• [WHAT NEEDS TO BE DONE] What follows is a listing to be transcribed exactly.

>> start INFORMATION GIVEN

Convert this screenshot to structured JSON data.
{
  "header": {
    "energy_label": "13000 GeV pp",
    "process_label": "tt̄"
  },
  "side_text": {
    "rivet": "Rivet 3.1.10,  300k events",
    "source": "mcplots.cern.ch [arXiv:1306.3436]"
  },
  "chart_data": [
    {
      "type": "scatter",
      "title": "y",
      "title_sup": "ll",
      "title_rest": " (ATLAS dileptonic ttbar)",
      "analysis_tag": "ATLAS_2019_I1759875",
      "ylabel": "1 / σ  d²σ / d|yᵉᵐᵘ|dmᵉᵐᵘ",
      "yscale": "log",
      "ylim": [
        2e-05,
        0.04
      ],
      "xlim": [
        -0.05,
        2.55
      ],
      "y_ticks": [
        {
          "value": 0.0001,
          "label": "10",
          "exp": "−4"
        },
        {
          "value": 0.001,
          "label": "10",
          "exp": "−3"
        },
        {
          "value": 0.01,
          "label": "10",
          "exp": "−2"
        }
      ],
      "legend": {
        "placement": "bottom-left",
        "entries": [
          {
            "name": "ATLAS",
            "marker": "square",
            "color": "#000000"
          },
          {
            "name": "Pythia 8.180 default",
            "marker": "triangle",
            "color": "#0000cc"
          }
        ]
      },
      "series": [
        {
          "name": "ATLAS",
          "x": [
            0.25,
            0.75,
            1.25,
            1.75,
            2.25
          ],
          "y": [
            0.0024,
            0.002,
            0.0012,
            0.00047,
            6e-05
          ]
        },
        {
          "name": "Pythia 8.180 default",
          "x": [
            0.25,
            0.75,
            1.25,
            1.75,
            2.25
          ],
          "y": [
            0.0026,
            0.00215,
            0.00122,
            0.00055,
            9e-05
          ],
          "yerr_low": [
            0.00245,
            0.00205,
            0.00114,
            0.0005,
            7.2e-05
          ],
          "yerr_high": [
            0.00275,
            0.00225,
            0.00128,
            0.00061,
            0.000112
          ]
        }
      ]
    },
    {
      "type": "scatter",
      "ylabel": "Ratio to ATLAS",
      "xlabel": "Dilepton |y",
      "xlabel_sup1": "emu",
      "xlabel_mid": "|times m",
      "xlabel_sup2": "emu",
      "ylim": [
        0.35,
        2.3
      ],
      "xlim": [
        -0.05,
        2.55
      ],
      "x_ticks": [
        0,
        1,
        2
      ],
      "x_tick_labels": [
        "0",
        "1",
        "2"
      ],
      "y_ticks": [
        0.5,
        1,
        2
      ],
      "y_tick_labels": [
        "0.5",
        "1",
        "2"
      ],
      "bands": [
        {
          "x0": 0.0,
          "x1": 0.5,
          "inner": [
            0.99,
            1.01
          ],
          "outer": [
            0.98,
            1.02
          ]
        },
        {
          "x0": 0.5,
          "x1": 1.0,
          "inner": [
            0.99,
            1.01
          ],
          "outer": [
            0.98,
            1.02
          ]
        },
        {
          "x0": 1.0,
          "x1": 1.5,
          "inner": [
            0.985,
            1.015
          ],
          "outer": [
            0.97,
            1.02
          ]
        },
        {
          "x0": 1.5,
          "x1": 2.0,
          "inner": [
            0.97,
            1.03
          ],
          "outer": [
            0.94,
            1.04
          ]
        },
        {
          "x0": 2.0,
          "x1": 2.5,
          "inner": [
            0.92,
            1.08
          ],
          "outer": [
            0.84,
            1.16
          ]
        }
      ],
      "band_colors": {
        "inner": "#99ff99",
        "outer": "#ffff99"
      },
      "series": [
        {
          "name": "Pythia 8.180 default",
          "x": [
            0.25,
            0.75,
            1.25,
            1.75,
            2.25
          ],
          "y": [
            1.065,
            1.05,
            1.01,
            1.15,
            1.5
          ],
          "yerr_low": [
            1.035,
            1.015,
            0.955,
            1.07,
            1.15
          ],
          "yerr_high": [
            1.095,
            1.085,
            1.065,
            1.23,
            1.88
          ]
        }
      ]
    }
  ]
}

>> end INFORMATION GIVEN

• [FINAL RESULT]
Convert this screenshot to structured JSON data.
{
  "header": {
    "energy_label": "13000 GeV pp",
    "process_label": "tt̄"
  },
  "side_text": {
    "rivet": "Rivet 3.1.10,  300k events",
    "source": "mcplots.cern.ch [arXiv:1306.3436]"
  },
  "chart_data": [
    {
      "type": "scatter",
      "title": "y",
      "title_sup": "ll",
      "title_rest": " (ATLAS dileptonic ttbar)",
      "analysis_tag": "ATLAS_2019_I1759875",
      "ylabel": "1 / σ  d²σ / d|yᵉᵐᵘ|dmᵉᵐᵘ",
      "yscale": "log",
      "ylim": [
        2e-05,
        0.04
      ],
      "xlim": [
        -0.05,
        2.55
      ],
      "y_ticks": [
        {
          "value": 0.0001,
          "label": "10",
          "exp": "−4"
        },
        {
          "value": 0.001,
          "label": "10",
          "exp": "−3"
        },
        {
          "value": 0.01,
          "label": "10",
          "exp": "−2"
        }
      ],
      "legend": {
        "placement": "bottom-left",
        "entries": [
          {
            "name": "ATLAS",
            "marker": "square",
            "color": "#000000"
          },
          {
            "name": "Pythia 8.180 default",
            "marker": "triangle",
            "color": "#0000cc"
          }
        ]
      },
      "series": [
        {
          "name": "ATLAS",
          "x": [
            0.25,
            0.75,
            1.25,
            1.75,
            2.25
          ],
          "y": [
            0.0024,
            0.002,
            0.0012,
            0.00047,
            6e-05
          ]
        },
        {
          "name": "Pythia 8.180 default",
          "x": [
            0.25,
            0.75,
            1.25,
            1.75,
            2.25
          ],
          "y": [
            0.0026,
            0.00215,
            0.00122,
            0.00055,
            9e-05
          ],
          "yerr_low": [
            0.00245,
            0.00205,
            0.00114,
            0.0005,
            7.2e-05
          ],
          "yerr_high": [
            0.00275,
            0.00225,
            0.00128,
            0.00061,
            0.000112
          ]
        }
      ]
    },
    {
      "type": "scatter",
      "ylabel": "Ratio to ATLAS",
      "xlabel": "Dilepton |y",
      "xlabel_sup1": "emu",
      "xlabel_mid": "|times m",
      "xlabel_sup2": "emu",
      "ylim": [
        0.35,
        2.3
      ],
      "xlim": [
        -0.05,
        2.55
      ],
      "x_ticks": [
        0,
        1,
        2
      ],
      "x_tick_labels": [
        "0",
        "1",
        "2"
      ],
      "y_ticks": [
        0.5,
        1,
        2
      ],
      "y_tick_labels": [
        "0.5",
        "1",
        "2"
      ],
      "bands": [
        {
          "x0": 0.0,
          "x1": 0.5,
          "inner": [
            0.99,
            1.01
          ],
          "outer": [
            0.98,
            1.02
          ]
        },
        {
          "x0": 0.5,
          "x1": 1.0,
          "inner": [
            0.99,
            1.01
          ],
          "outer": [
            0.98,
            1.02
          ]
        },
        {
          "x0": 1.0,
          "x1": 1.5,
          "inner": [
            0.985,
            1.015
          ],
          "outer": [
            0.97,
            1.02
          ]
        },
        {
          "x0": 1.5,
          "x1": 2.0,
          "inner": [
            0.97,
            1.03
          ],
          "outer": [
            0.94,
            1.04
          ]
        },
        {
          "x0": 2.0,
          "x1": 2.5,
          "inner": [
            0.92,
            1.08
          ],
          "outer": [
            0.84,
            1.16
          ]
        }
      ],
      "band_colors": {
        "inner": "#99ff99",
        "outer": "#ffff99"
      },
      "series": [
        {
          "name": "Pythia 8.180 default",
          "x": [
            0.25,
            0.75,
            1.25,
            1.75,
            2.25
          ],
          "y": [
            1.065,
            1.05,
            1.01,
            1.15,
            1.5
          ],
          "yerr_low": [
            1.035,
            1.015,
            0.955,
            1.07,
            1.15
          ],
          "yerr_high": [
            1.095,
            1.085,
            1.065,
            1.23,
            1.88
          ]
        }
      ]
    }
  ]
}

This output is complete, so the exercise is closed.